## Problem statement
Copies of all lines that contain "Purified" are needed; take them from the data below.
(Data extract)
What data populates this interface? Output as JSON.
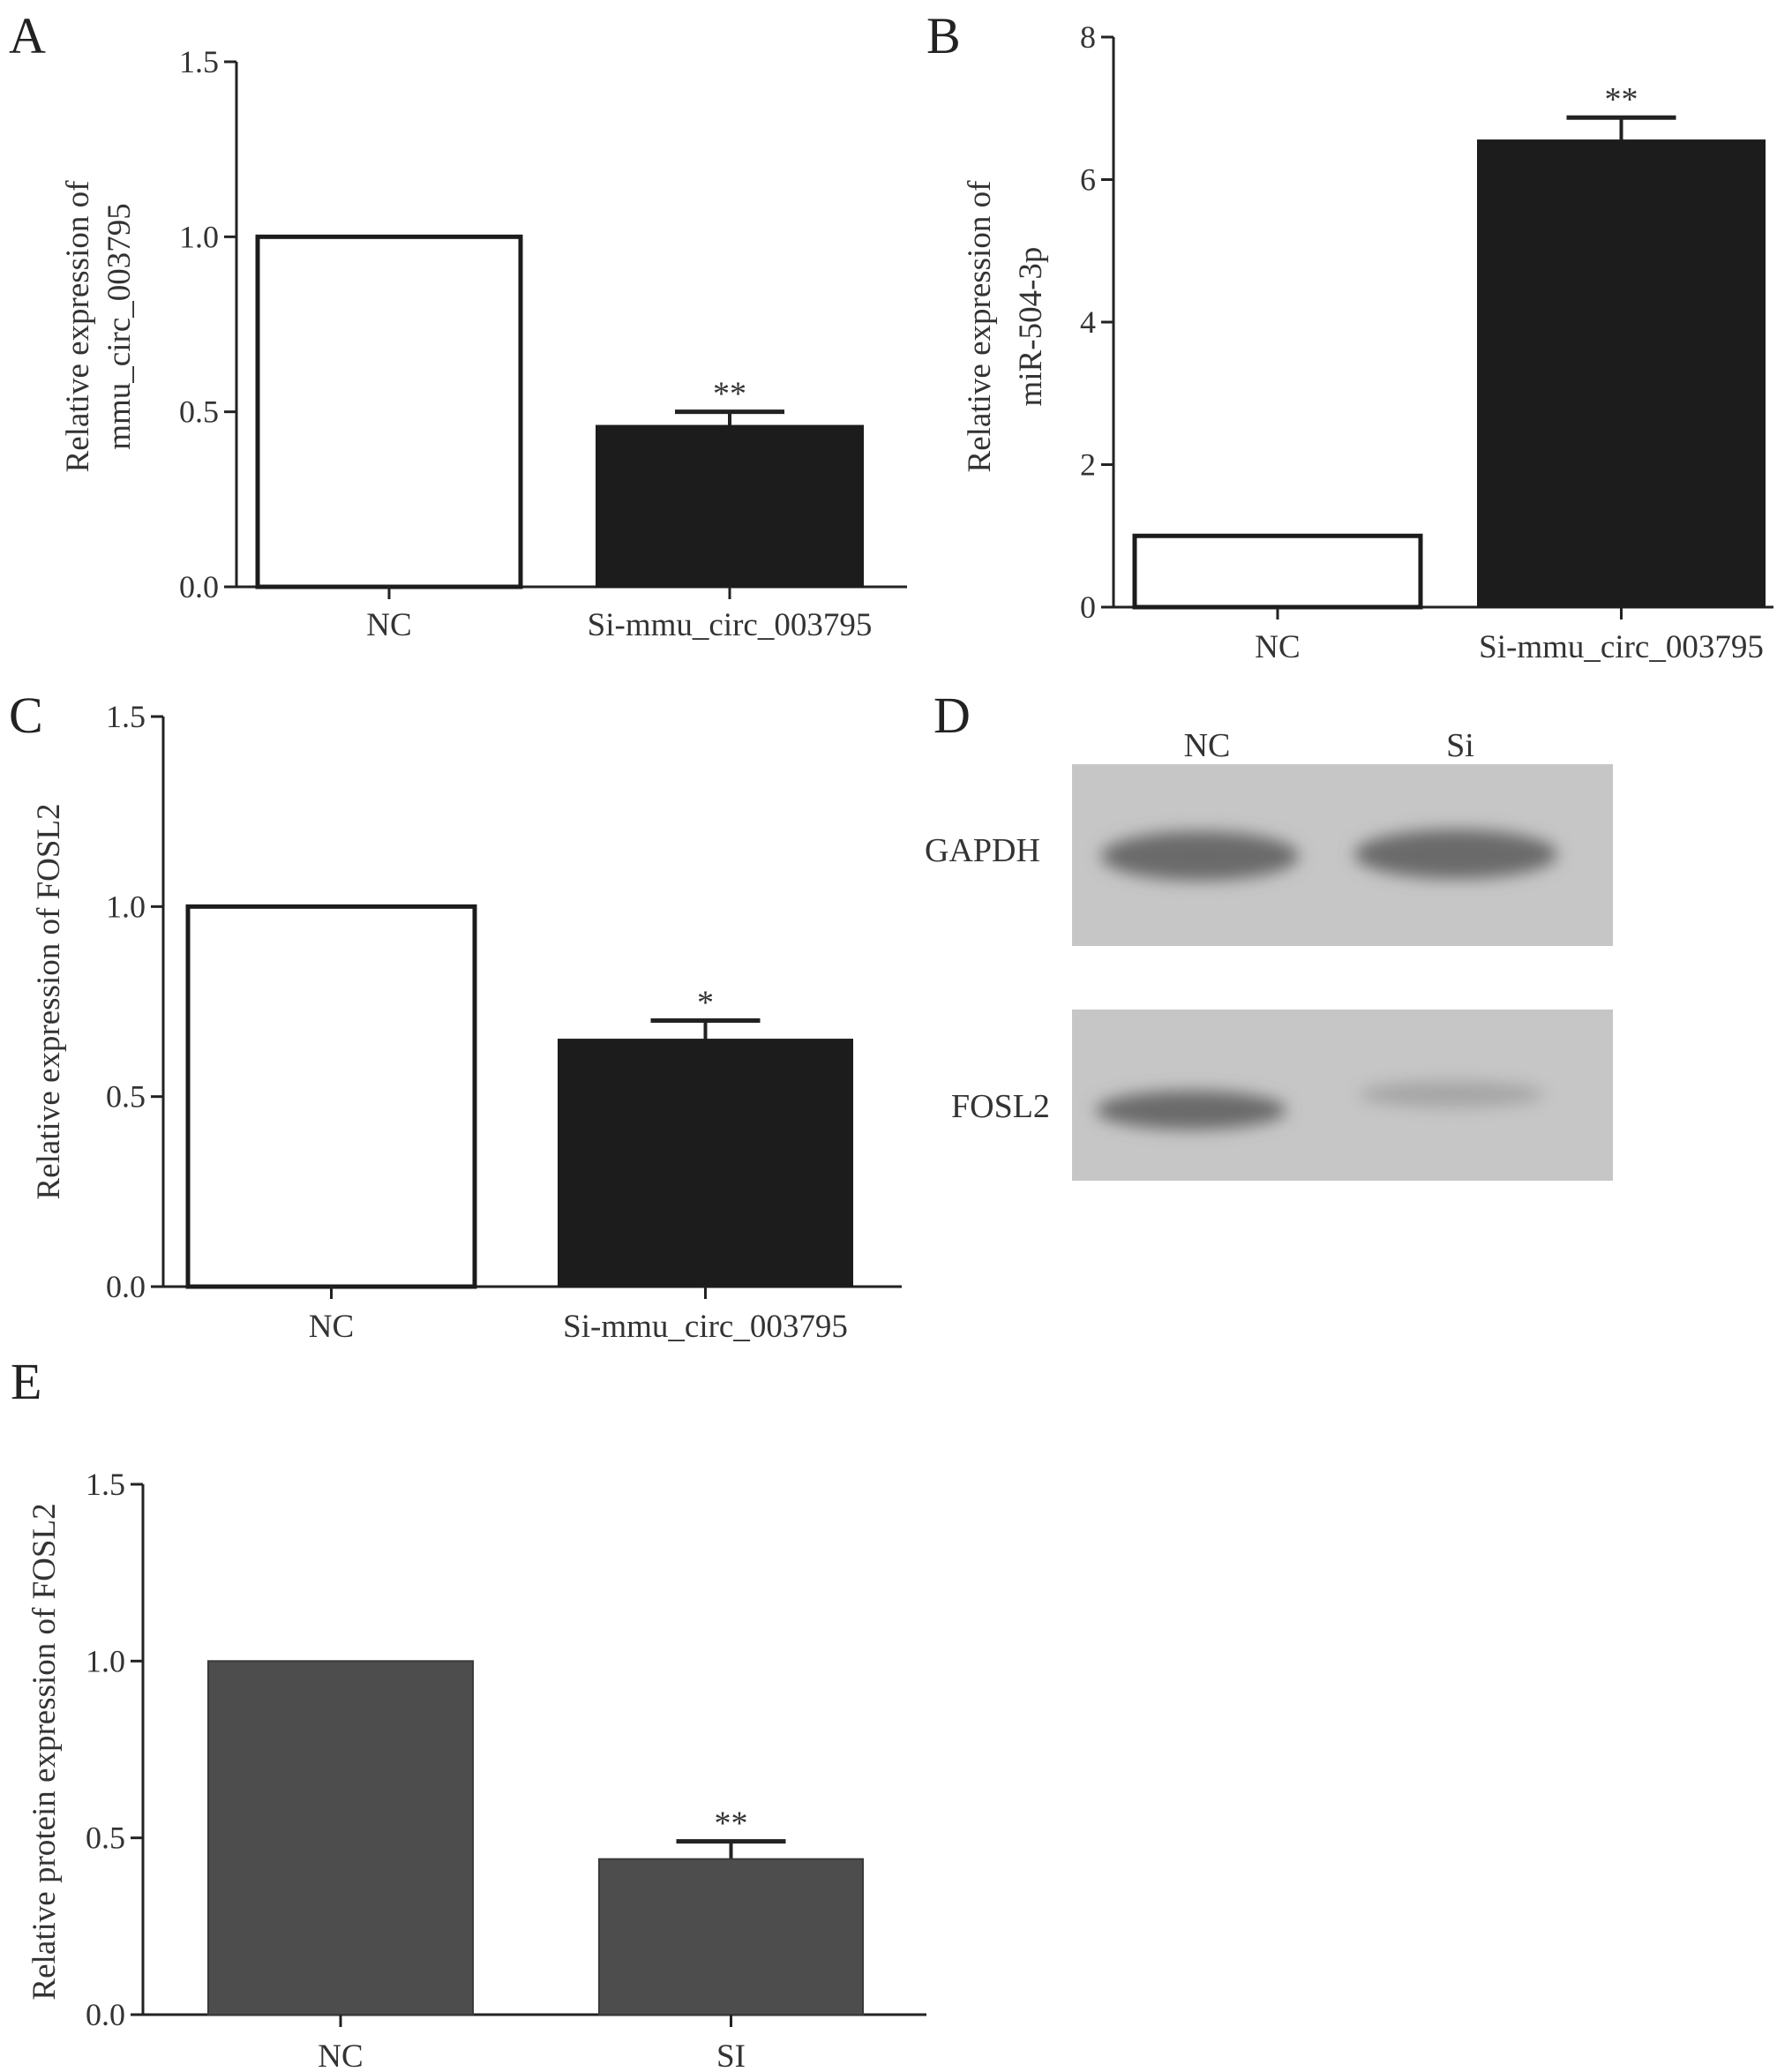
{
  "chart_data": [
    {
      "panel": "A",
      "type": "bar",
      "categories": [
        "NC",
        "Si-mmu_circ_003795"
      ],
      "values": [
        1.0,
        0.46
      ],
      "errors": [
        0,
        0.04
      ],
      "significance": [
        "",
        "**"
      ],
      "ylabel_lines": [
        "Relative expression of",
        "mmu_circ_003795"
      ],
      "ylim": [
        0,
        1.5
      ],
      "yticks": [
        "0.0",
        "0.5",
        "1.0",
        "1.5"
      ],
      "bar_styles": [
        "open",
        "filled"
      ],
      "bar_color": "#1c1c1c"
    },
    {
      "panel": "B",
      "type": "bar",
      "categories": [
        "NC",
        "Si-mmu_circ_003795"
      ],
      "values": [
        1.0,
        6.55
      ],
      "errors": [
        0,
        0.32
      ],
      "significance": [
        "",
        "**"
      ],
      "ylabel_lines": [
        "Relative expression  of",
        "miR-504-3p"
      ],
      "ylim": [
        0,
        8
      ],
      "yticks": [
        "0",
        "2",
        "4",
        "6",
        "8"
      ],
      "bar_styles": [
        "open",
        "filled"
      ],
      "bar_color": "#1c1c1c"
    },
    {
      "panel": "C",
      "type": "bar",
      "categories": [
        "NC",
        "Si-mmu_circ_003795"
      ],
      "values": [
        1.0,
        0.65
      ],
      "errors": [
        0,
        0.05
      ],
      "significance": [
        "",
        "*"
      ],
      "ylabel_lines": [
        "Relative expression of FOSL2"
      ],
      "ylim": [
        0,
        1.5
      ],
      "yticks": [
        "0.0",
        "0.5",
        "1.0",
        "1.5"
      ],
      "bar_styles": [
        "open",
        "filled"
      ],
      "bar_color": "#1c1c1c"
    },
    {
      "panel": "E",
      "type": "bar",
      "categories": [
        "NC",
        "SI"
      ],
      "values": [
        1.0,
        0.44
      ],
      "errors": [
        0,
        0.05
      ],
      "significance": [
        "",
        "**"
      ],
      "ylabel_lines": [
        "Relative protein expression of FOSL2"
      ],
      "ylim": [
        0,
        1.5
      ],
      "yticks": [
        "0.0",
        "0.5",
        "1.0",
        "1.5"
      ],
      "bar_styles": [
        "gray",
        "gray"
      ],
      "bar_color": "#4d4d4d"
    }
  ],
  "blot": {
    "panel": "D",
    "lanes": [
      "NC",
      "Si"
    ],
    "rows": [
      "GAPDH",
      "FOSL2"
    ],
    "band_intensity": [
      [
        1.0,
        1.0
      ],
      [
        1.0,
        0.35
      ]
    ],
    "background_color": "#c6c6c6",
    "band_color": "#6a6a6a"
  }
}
(End Data extract)
(Data extract)
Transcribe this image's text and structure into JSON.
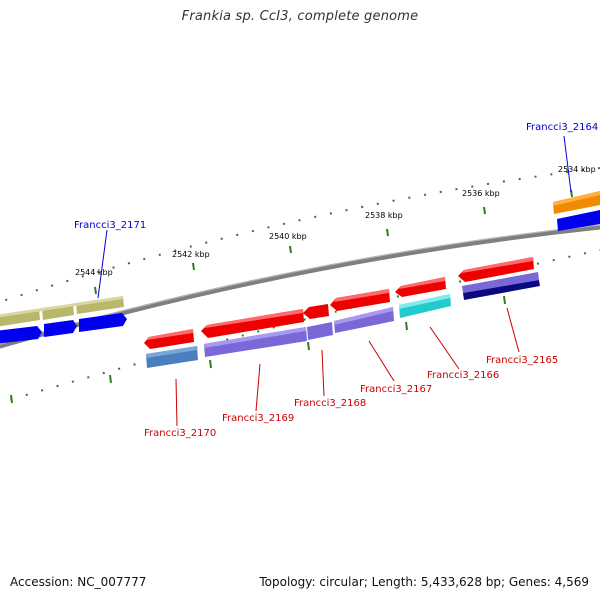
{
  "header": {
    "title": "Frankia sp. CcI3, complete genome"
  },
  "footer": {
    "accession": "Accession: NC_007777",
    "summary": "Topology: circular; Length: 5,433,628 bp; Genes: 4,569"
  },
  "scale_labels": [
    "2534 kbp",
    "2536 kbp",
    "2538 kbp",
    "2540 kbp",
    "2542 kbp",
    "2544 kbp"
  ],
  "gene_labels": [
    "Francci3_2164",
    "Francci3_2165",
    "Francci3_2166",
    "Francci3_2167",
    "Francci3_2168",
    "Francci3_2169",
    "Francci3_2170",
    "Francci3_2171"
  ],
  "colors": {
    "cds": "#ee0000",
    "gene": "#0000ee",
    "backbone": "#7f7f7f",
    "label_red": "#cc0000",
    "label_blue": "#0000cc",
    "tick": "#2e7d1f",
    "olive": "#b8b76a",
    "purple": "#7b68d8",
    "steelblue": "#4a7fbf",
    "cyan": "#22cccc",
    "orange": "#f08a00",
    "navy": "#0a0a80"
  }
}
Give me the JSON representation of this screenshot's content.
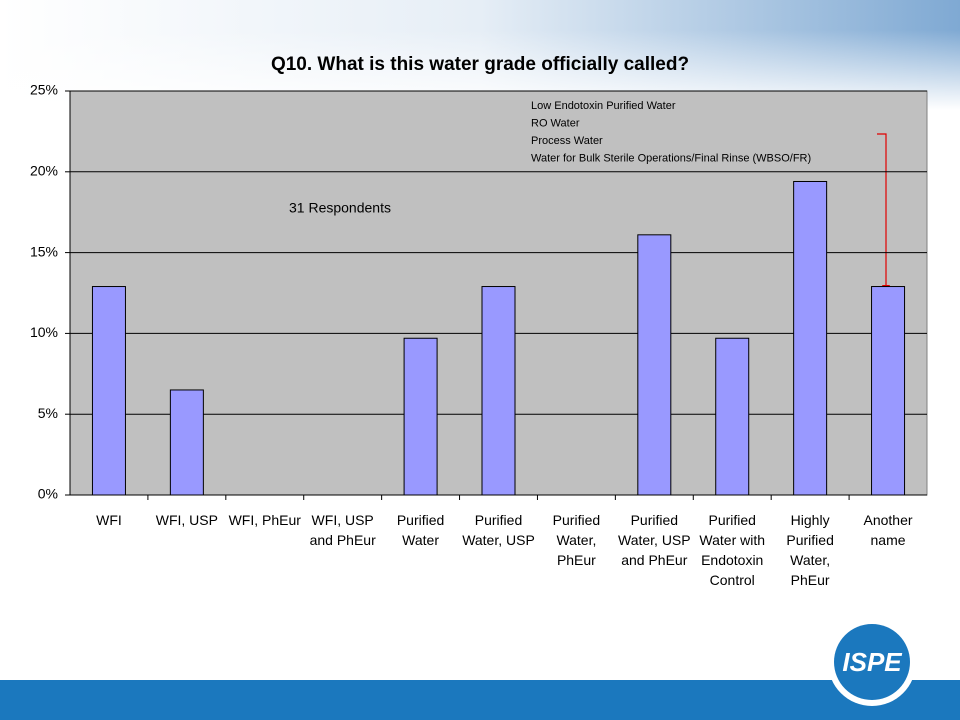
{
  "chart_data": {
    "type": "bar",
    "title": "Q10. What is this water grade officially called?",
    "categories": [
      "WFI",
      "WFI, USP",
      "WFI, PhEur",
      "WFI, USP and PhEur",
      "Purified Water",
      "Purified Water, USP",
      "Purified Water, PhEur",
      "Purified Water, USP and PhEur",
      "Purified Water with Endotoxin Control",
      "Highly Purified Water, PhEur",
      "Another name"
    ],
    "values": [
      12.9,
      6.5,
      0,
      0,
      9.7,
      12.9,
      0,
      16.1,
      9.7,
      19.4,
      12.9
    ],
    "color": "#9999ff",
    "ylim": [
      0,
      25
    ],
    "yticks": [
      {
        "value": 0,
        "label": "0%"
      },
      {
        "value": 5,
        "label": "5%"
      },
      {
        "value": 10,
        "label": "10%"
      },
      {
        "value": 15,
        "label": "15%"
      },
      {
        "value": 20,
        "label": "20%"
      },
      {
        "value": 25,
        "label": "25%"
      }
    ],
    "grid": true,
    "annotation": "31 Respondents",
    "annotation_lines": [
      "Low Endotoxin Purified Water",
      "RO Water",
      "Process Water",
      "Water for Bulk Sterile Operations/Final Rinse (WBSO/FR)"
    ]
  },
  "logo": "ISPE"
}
(End Data extract)
## Task response
      "Purified Water",
      "Purified Water, USP",
      "Purified Water, PhEur",
      "Purified Water, USP and PhEur",
      "Purified Water with Endotoxin Control",
      "Highly Purified Water, PhEur",
      "Low Endotoxin Purified Water",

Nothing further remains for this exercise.